Set problem.
Copy out the whole listing exactly as written, leaving the pictures behind.

Data records.
'''

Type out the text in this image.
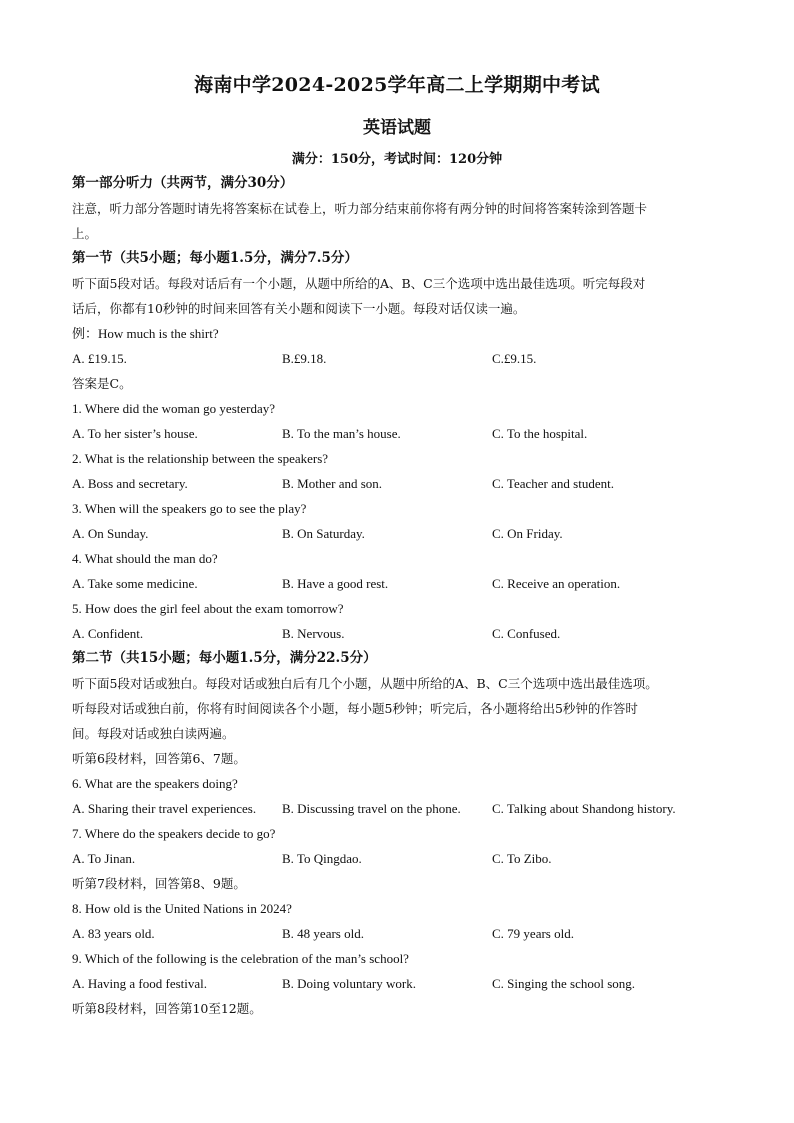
海南中学2024-2025学年高二上学期期中考试
英语试题
满分：150分，考试时间：120分钟
第一部分听力（共两节，满分30分）
注意，听力部分答题时请先将答案标在试卷上，听力部分结束前你将有两分钟的时间将答案转涂到答题卡
上。
第一节（共5小题；每小题1.5分，满分7.5分）
听下面5段对话。每段对话后有一个小题，从题中所给的A、B、C三个选项中选出最佳选项。听完每段对
话后，你都有10秒钟的时间来回答有关小题和阅读下一小题。每段对话仅读一遍。
例：How much is the shirt?
A. £19.15.	B.£9.18.	C.£9.15.
答案是C。
1. Where did the woman go yesterday?
A. To her sister’s house.	B. To the man’s house.	C. To the hospital.
2. What is the relationship between the speakers?
A. Boss and secretary.	B. Mother and son.	C. Teacher and student.
3. When will the speakers go to see the play?
A. On Sunday.	B. On Saturday.	C. On Friday.
4. What should the man do?
A. Take some medicine.	B. Have a good rest.	C. Receive an operation.
5. How does the girl feel about the exam tomorrow?
A. Confident.	B. Nervous.	C. Confused.
第二节（共15小题；每小题1.5分，满分22.5分）
听下面5段对话或独白。每段对话或独白后有几个小题，从题中所给的A、B、C三个选项中选出最佳选项。
听每段对话或独白前，你将有时间阅读各个小题，每小题5秒钟；听完后，各小题将给出5秒钟的作答时
间。每段对话或独白读两遍。
听第6段材料，回答第6、7题。
6. What are the speakers doing?
A. Sharing their travel experiences. B. Discussing travel on the phone. C. Talking about Shandong history.
7. Where do the speakers decide to go?
A. To Jinan.	B. To Qingdao.	C. To Zibo.
听第7段材料，回答第8、9题。
8. How old is the United Nations in 2024?
A. 83 years old.	B. 48 years old.	C. 79 years old.
9. Which of the following is the celebration of the man’s school?
A. Having a food festival.	B. Doing voluntary work.	C. Singing the school song.
听第8段材料，回答第10至12题。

'''

Solution for this task.
Type out the text in this image.
海南中学2024-2025学年高二上学期期中考试
英语试题
满分：150分，考试时间：120分钟
第一部分听力（共两节，满分30分）
注意，听力部分答题时请先将答案标在试卷上，听力部分结束前你将有两分钟的时间将答案转涂到答题卡
上。
第一节（共5小题；每小题1.5分，满分7.5分）
听下面5段对话。每段对话后有一个小题，从题中所给的A、B、C三个选项中选出最佳选项。听完每段对
话后，你都有10秒钟的时间来回答有关小题和阅读下一小题。每段对话仅读一遍。
例：How much is the shirt?
A. £19.15.	B.£9.18.	C.£9.15.
答案是C。
1. Where did the woman go yesterday?
A. To her sister’s house.	B. To the man’s house.	C. To the hospital.
2. What is the relationship between the speakers?
A. Boss and secretary.	B. Mother and son.	C. Teacher and student.
3. When will the speakers go to see the play?
A. On Sunday.	B. On Saturday.	C. On Friday.
4. What should the man do?
A. Take some medicine.	B. Have a good rest.	C. Receive an operation.
5. How does the girl feel about the exam tomorrow?
A. Confident.	B. Nervous.	C. Confused.
第二节（共15小题；每小题1.5分，满分22.5分）
听下面5段对话或独白。每段对话或独白后有几个小题，从题中所给的A、B、C三个选项中选出最佳选项。
听每段对话或独白前，你将有时间阅读各个小题，每小题5秒钟；听完后，各小题将给出5秒钟的作答时
间。每段对话或独白读两遍。
听第6段材料，回答第6、7题。
6. What are the speakers doing?
A. Sharing their travel experiences. B. Discussing travel on the phone. C. Talking about Shandong history.
7. Where do the speakers decide to go?
A. To Jinan.	B. To Qingdao.	C. To Zibo.
听第7段材料，回答第8、9题。
8. How old is the United Nations in 2024?
A. 83 years old.	B. 48 years old.	C. 79 years old.
9. Which of the following is the celebration of the man’s school?
A. Having a food festival.	B. Doing voluntary work.	C. Singing the school song.
听第8段材料，回答第10至12题。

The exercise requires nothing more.